• **Task data**:
◇ ◇ ◇ ◇ ◇ ◇ ◇

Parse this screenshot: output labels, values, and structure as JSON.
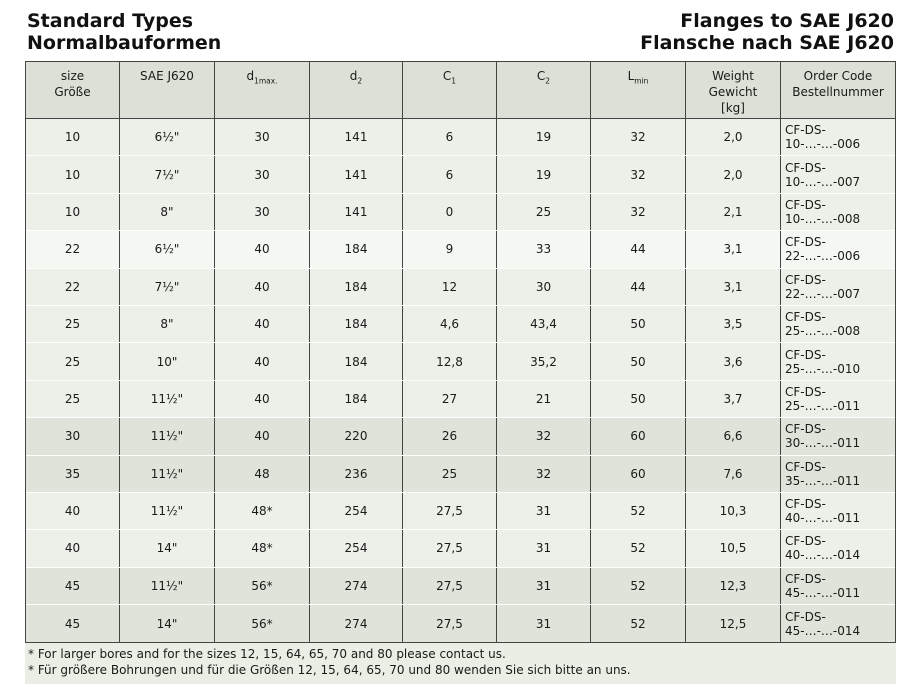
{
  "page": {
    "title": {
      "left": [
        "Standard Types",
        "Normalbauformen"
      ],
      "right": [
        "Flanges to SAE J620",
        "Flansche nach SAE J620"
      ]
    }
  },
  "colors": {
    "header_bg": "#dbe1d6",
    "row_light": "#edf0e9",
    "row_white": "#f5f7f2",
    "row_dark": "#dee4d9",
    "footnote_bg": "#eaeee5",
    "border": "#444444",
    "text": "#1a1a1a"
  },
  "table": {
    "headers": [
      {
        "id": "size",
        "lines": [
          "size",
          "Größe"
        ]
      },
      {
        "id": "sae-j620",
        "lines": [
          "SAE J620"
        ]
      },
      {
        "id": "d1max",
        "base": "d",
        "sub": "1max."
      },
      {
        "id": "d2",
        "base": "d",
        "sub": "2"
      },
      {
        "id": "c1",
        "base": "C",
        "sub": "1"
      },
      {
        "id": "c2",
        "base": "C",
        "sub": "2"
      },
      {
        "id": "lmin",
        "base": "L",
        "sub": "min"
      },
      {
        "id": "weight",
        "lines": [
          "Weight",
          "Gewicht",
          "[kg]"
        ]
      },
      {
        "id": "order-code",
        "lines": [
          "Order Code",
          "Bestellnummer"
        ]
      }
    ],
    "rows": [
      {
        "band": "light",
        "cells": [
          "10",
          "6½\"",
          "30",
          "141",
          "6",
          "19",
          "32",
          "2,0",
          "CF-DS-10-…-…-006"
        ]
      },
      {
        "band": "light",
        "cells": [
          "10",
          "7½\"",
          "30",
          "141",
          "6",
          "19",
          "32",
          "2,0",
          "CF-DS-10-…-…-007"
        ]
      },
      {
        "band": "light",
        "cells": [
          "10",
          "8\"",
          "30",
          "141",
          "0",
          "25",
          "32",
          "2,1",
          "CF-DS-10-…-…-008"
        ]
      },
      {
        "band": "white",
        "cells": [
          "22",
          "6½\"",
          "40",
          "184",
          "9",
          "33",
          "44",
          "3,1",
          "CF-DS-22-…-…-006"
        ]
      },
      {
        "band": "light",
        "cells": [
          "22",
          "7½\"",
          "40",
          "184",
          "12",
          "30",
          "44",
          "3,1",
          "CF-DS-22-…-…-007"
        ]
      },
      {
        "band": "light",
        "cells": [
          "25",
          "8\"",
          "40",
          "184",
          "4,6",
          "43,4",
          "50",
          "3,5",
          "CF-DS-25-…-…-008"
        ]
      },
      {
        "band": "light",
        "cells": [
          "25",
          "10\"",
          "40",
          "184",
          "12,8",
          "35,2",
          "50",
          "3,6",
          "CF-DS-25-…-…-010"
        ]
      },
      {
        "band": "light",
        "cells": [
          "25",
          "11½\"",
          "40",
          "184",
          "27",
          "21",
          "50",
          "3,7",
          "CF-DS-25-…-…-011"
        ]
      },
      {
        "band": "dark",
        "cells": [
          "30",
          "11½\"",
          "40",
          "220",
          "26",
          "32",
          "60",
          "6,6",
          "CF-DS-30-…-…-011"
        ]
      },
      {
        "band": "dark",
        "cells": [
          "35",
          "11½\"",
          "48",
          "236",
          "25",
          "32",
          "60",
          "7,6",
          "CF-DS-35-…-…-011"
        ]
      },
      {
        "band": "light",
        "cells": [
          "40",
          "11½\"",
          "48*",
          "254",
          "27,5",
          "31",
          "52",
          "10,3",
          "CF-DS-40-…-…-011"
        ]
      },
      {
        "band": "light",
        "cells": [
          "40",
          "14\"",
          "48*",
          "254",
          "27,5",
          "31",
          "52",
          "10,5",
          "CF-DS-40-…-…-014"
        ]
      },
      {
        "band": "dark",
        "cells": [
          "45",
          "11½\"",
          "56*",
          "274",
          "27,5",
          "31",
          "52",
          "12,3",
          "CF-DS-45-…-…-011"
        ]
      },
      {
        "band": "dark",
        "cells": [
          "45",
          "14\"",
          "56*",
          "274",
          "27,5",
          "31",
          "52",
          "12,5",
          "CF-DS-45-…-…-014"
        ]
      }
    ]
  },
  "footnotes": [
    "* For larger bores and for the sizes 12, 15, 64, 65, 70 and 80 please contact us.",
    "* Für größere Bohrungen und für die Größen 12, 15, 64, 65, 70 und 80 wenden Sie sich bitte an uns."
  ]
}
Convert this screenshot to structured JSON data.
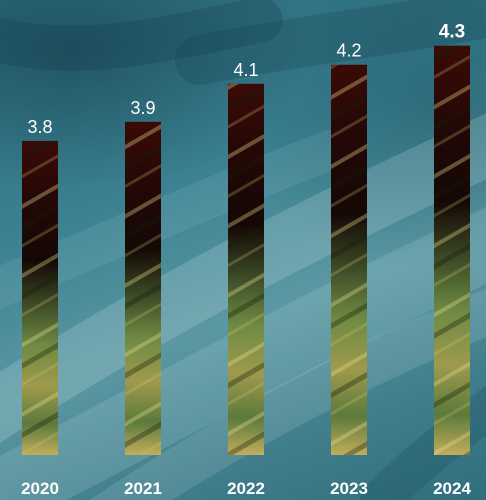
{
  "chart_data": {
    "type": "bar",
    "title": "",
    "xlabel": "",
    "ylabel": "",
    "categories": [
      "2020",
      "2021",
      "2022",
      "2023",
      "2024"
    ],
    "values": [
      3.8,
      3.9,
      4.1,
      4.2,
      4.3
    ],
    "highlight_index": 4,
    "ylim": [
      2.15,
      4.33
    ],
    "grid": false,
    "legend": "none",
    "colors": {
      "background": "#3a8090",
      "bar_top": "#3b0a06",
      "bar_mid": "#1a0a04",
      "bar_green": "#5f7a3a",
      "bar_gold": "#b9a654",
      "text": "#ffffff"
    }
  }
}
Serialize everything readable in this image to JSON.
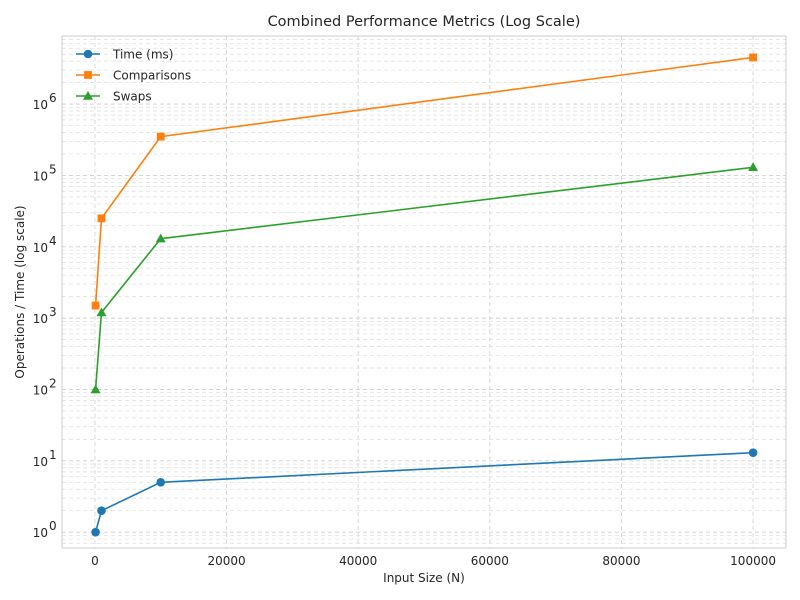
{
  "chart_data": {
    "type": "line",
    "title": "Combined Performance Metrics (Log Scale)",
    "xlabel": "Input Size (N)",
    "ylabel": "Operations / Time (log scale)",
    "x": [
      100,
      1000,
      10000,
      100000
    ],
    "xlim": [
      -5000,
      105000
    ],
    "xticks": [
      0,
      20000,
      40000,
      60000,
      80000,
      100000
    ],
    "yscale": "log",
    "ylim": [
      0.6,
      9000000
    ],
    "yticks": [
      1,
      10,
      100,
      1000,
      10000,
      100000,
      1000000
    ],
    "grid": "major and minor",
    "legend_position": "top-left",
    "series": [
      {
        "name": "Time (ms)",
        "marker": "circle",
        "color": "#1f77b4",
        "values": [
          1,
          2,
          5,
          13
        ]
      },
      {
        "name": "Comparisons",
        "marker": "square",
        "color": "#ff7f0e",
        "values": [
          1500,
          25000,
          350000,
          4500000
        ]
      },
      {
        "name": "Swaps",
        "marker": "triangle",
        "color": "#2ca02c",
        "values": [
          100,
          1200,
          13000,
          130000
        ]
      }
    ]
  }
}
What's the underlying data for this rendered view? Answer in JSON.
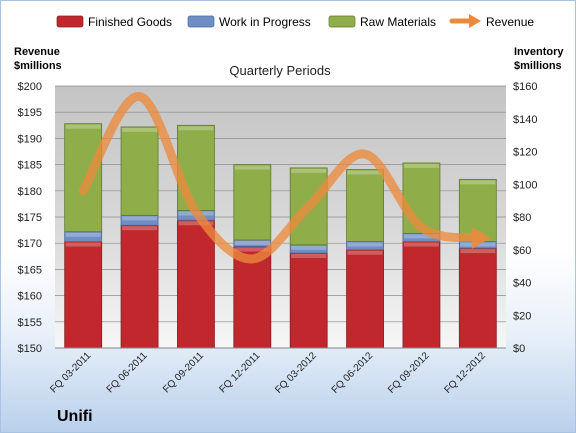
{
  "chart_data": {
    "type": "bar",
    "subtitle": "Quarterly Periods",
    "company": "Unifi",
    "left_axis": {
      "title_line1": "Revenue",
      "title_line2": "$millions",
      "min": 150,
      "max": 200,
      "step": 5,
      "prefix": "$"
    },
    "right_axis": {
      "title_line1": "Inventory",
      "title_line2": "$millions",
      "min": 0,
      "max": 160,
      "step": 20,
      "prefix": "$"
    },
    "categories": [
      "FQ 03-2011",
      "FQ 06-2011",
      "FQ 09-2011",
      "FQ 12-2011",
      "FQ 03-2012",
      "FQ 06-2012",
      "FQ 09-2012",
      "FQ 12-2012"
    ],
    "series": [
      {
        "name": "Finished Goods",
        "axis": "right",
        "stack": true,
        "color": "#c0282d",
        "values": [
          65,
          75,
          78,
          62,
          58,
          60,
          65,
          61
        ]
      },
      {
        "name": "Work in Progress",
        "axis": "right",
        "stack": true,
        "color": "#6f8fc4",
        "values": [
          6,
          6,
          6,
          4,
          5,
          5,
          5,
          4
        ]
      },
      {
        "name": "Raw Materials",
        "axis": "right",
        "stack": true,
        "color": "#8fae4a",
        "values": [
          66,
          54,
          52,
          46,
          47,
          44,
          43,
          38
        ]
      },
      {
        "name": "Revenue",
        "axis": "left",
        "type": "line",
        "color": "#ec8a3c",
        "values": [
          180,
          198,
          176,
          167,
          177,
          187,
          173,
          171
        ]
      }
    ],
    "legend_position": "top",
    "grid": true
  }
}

◇ ◇ ◇ ◇ ◇ ◇ ◇

Images in the data above are to be skipped. Retype all other material exactly.

• **Result of the exercise**:
Parse this screenshot: output labels, values, and structure as JSON.
{
  "page": {
    "title": {
      "left": [
        "Standard Types",
        "Normalbauformen"
      ],
      "right": [
        "Flanges to SAE J620",
        "Flansche nach SAE J620"
      ]
    }
  },
  "colors": {
    "header_bg": "#dbe1d6",
    "row_light": "#edf0e9",
    "row_white": "#f5f7f2",
    "row_dark": "#dee4d9",
    "footnote_bg": "#eaeee5",
    "border": "#444444",
    "text": "#1a1a1a"
  },
  "table": {
    "headers": [
      {
        "id": "size",
        "lines": [
          "size",
          "Größe"
        ]
      },
      {
        "id": "sae-j620",
        "lines": [
          "SAE J620"
        ]
      },
      {
        "id": "d1max",
        "base": "d",
        "sub": "1max."
      },
      {
        "id": "d2",
        "base": "d",
        "sub": "2"
      },
      {
        "id": "c1",
        "base": "C",
        "sub": "1"
      },
      {
        "id": "c2",
        "base": "C",
        "sub": "2"
      },
      {
        "id": "lmin",
        "base": "L",
        "sub": "min"
      },
      {
        "id": "weight",
        "lines": [
          "Weight",
          "Gewicht",
          "[kg]"
        ]
      },
      {
        "id": "order-code",
        "lines": [
          "Order Code",
          "Bestellnummer"
        ]
      }
    ],
    "rows": [
      {
        "band": "light",
        "cells": [
          "10",
          "6½\"",
          "30",
          "141",
          "6",
          "19",
          "32",
          "2,0",
          "CF-DS-10-…-…-006"
        ]
      },
      {
        "band": "light",
        "cells": [
          "10",
          "7½\"",
          "30",
          "141",
          "6",
          "19",
          "32",
          "2,0",
          "CF-DS-10-…-…-007"
        ]
      },
      {
        "band": "light",
        "cells": [
          "10",
          "8\"",
          "30",
          "141",
          "0",
          "25",
          "32",
          "2,1",
          "CF-DS-10-…-…-008"
        ]
      },
      {
        "band": "white",
        "cells": [
          "22",
          "6½\"",
          "40",
          "184",
          "9",
          "33",
          "44",
          "3,1",
          "CF-DS-22-…-…-006"
        ]
      },
      {
        "band": "light",
        "cells": [
          "22",
          "7½\"",
          "40",
          "184",
          "12",
          "30",
          "44",
          "3,1",
          "CF-DS-22-…-…-007"
        ]
      },
      {
        "band": "light",
        "cells": [
          "25",
          "8\"",
          "40",
          "184",
          "4,6",
          "43,4",
          "50",
          "3,5",
          "CF-DS-25-…-…-008"
        ]
      },
      {
        "band": "light",
        "cells": [
          "25",
          "10\"",
          "40",
          "184",
          "12,8",
          "35,2",
          "50",
          "3,6",
          "CF-DS-25-…-…-010"
        ]
      },
      {
        "band": "light",
        "cells": [
          "25",
          "11½\"",
          "40",
          "184",
          "27",
          "21",
          "50",
          "3,7",
          "CF-DS-25-…-…-011"
        ]
      },
      {
        "band": "dark",
        "cells": [
          "30",
          "11½\"",
          "40",
          "220",
          "26",
          "32",
          "60",
          "6,6",
          "CF-DS-30-…-…-011"
        ]
      },
      {
        "band": "dark",
        "cells": [
          "35",
          "11½\"",
          "48",
          "236",
          "25",
          "32",
          "60",
          "7,6",
          "CF-DS-35-…-…-011"
        ]
      },
      {
        "band": "light",
        "cells": [
          "40",
          "11½\"",
          "48*",
          "254",
          "27,5",
          "31",
          "52",
          "10,3",
          "CF-DS-40-…-…-011"
        ]
      },
      {
        "band": "light",
        "cells": [
          "40",
          "14\"",
          "48*",
          "254",
          "27,5",
          "31",
          "52",
          "10,5",
          "CF-DS-40-…-…-014"
        ]
      },
      {
        "band": "dark",
        "cells": [
          "45",
          "11½\"",
          "56*",
          "274",
          "27,5",
          "31",
          "52",
          "12,3",
          "CF-DS-45-…-…-011"
        ]
      },
      {
        "band": "dark",
        "cells": [
          "45",
          "14\"",
          "56*",
          "274",
          "27,5",
          "31",
          "52",
          "12,5",
          "CF-DS-45-…-…-014"
        ]
      }
    ]
  },
  "footnotes": [
    "* For larger bores and for the sizes 12, 15, 64, 65, 70 and 80 please contact us.",
    "* Für größere Bohrungen und für die Größen 12, 15, 64, 65, 70 und 80 wenden Sie sich bitte an uns."
  ]
}
Convert this screenshot to structured JSON data.
{
  "chart_data": {
    "type": "bar",
    "title": "",
    "xlabel": "",
    "ylabel": "",
    "categories": [
      "2020",
      "2021",
      "2022",
      "2023",
      "2024"
    ],
    "values": [
      3.8,
      3.9,
      4.1,
      4.2,
      4.3
    ],
    "highlight_index": 4,
    "ylim": [
      2.15,
      4.33
    ],
    "grid": false,
    "legend": "none",
    "colors": {
      "background": "#3a8090",
      "bar_top": "#3b0a06",
      "bar_mid": "#1a0a04",
      "bar_green": "#5f7a3a",
      "bar_gold": "#b9a654",
      "text": "#ffffff"
    }
  }
}
Serialize everything readable in this image to JSON.
{
  "chart_data": {
    "type": "line",
    "title": "Combined Performance Metrics (Log Scale)",
    "xlabel": "Input Size (N)",
    "ylabel": "Operations / Time (log scale)",
    "x": [
      100,
      1000,
      10000,
      100000
    ],
    "xlim": [
      -5000,
      105000
    ],
    "xticks": [
      0,
      20000,
      40000,
      60000,
      80000,
      100000
    ],
    "yscale": "log",
    "ylim": [
      0.6,
      9000000
    ],
    "yticks": [
      1,
      10,
      100,
      1000,
      10000,
      100000,
      1000000
    ],
    "grid": "major and minor",
    "legend_position": "top-left",
    "series": [
      {
        "name": "Time (ms)",
        "marker": "circle",
        "color": "#1f77b4",
        "values": [
          1,
          2,
          5,
          13
        ]
      },
      {
        "name": "Comparisons",
        "marker": "square",
        "color": "#ff7f0e",
        "values": [
          1500,
          25000,
          350000,
          4500000
        ]
      },
      {
        "name": "Swaps",
        "marker": "triangle",
        "color": "#2ca02c",
        "values": [
          100,
          1200,
          13000,
          130000
        ]
      }
    ]
  }
}
What's the underlying data for this rendered view? Answer in JSON.
{
  "chart_data": {
    "type": "bar",
    "subtitle": "Quarterly Periods",
    "company": "Unifi",
    "left_axis": {
      "title_line1": "Revenue",
      "title_line2": "$millions",
      "min": 150,
      "max": 200,
      "step": 5,
      "prefix": "$"
    },
    "right_axis": {
      "title_line1": "Inventory",
      "title_line2": "$millions",
      "min": 0,
      "max": 160,
      "step": 20,
      "prefix": "$"
    },
    "categories": [
      "FQ 03-2011",
      "FQ 06-2011",
      "FQ 09-2011",
      "FQ 12-2011",
      "FQ 03-2012",
      "FQ 06-2012",
      "FQ 09-2012",
      "FQ 12-2012"
    ],
    "series": [
      {
        "name": "Finished Goods",
        "axis": "right",
        "stack": true,
        "color": "#c0282d",
        "values": [
          65,
          75,
          78,
          62,
          58,
          60,
          65,
          61
        ]
      },
      {
        "name": "Work in Progress",
        "axis": "right",
        "stack": true,
        "color": "#6f8fc4",
        "values": [
          6,
          6,
          6,
          4,
          5,
          5,
          5,
          4
        ]
      },
      {
        "name": "Raw Materials",
        "axis": "right",
        "stack": true,
        "color": "#8fae4a",
        "values": [
          66,
          54,
          52,
          46,
          47,
          44,
          43,
          38
        ]
      },
      {
        "name": "Revenue",
        "axis": "left",
        "type": "line",
        "color": "#ec8a3c",
        "values": [
          180,
          198,
          176,
          167,
          177,
          187,
          173,
          171
        ]
      }
    ],
    "legend_position": "top",
    "grid": true
  }
}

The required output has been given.